Exercise objective: Search the listing below for the word "致青春的唯美句子" and copy each line that holds it.

╭─ Recorded information

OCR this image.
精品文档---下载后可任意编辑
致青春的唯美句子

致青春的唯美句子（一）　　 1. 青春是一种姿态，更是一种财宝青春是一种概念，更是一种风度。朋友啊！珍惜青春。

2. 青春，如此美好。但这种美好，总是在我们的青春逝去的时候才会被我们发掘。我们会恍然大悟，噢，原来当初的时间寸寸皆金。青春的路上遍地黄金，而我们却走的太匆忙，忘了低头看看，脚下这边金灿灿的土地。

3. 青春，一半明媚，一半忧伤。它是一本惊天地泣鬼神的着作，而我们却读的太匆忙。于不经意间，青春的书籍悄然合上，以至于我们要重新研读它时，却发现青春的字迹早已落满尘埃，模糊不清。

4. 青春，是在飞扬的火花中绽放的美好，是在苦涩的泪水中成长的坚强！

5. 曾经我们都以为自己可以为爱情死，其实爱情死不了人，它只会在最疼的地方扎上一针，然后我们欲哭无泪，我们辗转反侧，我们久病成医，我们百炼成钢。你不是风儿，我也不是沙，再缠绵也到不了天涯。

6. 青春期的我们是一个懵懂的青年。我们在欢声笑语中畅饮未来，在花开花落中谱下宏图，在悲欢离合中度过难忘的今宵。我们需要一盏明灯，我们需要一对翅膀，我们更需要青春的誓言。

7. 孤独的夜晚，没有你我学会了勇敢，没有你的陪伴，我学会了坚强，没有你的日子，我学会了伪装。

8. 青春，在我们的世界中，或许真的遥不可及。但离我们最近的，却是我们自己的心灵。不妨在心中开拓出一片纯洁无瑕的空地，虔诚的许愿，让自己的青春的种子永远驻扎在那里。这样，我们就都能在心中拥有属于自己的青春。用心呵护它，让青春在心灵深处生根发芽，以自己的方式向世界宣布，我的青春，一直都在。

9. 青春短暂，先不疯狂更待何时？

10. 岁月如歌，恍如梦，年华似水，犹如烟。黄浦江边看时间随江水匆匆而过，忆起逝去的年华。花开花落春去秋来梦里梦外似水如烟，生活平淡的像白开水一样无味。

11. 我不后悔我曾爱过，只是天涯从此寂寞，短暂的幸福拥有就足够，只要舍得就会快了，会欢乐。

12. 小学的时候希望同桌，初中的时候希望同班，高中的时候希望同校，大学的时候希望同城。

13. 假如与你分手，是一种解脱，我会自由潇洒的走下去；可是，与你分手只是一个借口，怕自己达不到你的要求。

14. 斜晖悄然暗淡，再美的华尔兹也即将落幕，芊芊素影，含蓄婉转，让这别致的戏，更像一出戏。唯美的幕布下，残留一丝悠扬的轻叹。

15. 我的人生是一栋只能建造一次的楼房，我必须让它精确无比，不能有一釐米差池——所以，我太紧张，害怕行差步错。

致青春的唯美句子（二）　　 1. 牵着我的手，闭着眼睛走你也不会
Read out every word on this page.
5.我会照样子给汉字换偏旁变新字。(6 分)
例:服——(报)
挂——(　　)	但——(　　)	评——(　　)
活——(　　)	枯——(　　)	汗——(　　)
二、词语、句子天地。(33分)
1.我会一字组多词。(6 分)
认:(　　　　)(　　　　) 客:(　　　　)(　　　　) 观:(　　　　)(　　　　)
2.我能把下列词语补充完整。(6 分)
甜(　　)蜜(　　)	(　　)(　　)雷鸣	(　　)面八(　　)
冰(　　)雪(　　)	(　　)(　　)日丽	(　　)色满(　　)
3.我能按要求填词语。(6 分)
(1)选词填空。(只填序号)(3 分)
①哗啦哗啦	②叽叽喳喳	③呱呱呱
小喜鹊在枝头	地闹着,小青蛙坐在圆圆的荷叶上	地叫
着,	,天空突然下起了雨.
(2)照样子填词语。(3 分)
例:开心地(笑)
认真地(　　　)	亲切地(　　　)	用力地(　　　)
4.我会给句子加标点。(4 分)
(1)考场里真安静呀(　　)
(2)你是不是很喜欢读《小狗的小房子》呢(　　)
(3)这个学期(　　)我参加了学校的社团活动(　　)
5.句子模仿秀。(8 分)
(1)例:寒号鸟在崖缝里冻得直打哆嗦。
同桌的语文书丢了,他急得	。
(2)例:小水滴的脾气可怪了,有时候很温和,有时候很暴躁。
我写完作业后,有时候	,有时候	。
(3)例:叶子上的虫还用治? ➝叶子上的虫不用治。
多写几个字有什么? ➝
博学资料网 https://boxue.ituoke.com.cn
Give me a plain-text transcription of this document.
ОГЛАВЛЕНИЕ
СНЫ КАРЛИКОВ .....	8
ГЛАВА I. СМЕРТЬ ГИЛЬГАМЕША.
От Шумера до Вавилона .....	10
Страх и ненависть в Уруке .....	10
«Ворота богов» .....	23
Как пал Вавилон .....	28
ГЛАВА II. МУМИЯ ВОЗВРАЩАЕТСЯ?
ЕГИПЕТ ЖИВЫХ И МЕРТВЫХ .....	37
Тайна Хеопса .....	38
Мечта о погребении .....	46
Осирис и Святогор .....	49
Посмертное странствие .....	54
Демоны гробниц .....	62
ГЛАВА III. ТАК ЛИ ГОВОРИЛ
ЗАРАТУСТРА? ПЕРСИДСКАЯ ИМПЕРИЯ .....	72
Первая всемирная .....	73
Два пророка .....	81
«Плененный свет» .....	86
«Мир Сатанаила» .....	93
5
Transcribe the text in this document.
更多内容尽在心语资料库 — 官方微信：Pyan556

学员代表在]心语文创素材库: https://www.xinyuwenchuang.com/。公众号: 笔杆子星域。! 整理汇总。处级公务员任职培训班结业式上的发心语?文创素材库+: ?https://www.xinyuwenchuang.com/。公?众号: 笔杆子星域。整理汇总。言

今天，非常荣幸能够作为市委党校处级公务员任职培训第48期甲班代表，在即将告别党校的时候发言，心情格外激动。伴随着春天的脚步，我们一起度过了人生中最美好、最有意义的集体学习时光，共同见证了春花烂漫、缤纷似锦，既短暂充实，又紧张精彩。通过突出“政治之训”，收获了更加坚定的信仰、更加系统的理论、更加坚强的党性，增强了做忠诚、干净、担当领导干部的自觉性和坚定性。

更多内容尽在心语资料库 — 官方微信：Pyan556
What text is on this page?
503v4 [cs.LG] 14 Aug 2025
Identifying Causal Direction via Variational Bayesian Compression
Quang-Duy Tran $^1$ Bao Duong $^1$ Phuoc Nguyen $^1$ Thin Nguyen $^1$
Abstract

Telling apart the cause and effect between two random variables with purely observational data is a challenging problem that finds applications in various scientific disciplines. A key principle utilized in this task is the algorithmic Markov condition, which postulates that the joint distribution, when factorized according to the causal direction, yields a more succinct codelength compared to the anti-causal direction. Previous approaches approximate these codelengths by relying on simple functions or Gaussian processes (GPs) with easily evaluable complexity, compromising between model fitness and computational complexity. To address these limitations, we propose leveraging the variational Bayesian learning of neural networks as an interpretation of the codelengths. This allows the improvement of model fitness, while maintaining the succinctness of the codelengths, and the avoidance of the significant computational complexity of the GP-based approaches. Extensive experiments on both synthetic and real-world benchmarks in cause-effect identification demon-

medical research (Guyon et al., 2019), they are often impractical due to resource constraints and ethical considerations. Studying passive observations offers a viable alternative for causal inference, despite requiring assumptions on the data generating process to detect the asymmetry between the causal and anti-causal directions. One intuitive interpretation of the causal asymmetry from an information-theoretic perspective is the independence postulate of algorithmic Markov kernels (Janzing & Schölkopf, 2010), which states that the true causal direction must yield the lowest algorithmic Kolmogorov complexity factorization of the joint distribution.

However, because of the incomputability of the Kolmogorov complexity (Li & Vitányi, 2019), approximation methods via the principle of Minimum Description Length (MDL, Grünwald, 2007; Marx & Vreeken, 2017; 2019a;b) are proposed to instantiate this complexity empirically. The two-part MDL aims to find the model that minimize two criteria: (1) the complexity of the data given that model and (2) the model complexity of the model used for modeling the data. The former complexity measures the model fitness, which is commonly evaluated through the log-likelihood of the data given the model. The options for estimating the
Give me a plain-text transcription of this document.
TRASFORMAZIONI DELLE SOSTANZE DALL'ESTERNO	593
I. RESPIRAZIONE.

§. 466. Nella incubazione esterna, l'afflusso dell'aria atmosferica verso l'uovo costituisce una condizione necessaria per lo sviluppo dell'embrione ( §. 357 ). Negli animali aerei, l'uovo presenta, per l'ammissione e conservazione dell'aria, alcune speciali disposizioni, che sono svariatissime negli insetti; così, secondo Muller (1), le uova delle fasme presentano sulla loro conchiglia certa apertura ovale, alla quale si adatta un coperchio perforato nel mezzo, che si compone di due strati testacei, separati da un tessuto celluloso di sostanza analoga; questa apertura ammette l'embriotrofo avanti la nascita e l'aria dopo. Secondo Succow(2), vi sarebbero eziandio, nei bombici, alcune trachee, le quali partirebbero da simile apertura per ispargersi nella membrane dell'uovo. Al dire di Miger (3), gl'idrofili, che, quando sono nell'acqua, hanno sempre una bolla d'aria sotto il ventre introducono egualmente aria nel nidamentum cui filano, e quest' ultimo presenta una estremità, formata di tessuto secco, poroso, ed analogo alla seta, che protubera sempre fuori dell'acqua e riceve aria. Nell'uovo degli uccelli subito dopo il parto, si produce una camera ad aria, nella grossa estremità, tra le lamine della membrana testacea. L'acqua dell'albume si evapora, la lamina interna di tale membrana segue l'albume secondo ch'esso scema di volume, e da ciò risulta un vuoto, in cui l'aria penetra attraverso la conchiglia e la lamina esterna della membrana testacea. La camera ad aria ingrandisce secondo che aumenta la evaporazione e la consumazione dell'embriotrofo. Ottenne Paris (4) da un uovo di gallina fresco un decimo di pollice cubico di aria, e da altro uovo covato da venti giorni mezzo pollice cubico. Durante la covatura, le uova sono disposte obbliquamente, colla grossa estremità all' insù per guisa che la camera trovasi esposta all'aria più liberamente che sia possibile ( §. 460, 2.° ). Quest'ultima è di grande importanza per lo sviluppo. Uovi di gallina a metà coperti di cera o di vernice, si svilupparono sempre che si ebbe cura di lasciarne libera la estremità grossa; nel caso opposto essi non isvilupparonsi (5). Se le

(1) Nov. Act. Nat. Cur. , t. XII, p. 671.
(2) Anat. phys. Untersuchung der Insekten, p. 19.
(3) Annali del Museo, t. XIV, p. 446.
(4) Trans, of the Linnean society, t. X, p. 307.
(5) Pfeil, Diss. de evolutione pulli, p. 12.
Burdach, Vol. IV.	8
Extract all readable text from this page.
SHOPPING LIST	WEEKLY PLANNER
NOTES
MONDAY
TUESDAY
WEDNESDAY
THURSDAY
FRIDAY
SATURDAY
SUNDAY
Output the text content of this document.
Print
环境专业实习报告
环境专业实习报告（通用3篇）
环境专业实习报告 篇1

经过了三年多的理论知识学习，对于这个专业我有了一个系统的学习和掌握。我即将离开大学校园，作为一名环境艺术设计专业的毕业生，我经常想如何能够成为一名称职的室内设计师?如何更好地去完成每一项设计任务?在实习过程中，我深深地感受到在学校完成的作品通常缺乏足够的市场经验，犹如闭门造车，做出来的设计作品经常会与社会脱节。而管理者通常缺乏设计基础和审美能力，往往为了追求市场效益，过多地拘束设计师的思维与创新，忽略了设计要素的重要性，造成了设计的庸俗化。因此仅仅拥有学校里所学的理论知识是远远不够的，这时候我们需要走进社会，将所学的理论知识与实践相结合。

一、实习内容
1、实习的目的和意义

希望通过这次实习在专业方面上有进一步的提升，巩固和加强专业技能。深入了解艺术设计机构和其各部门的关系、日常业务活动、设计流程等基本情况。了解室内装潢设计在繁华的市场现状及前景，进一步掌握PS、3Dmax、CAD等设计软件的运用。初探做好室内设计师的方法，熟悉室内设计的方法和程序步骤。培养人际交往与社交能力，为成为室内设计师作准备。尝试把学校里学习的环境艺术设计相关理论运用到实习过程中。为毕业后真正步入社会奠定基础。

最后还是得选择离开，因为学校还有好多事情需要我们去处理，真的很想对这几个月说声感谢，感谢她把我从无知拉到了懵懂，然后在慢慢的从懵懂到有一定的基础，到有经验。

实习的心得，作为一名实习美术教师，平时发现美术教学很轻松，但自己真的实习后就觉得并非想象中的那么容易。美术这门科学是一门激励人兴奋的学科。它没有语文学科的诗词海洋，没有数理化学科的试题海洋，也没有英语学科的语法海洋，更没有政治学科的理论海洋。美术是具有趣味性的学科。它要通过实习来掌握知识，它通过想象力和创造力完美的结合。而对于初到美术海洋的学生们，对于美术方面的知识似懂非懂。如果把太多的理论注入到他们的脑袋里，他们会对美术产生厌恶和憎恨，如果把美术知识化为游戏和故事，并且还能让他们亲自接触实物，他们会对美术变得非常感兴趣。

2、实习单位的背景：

╰─

The solution:
致青春的唯美句子
致青春的唯美句子（一）　　 1. 青春是一种姿态，更是一种财宝青春是一种概念，更是一种风度。朋友啊！珍惜青春。
致青春的唯美句子（二）　　 1. 牵着我的手，闭着眼睛走你也不会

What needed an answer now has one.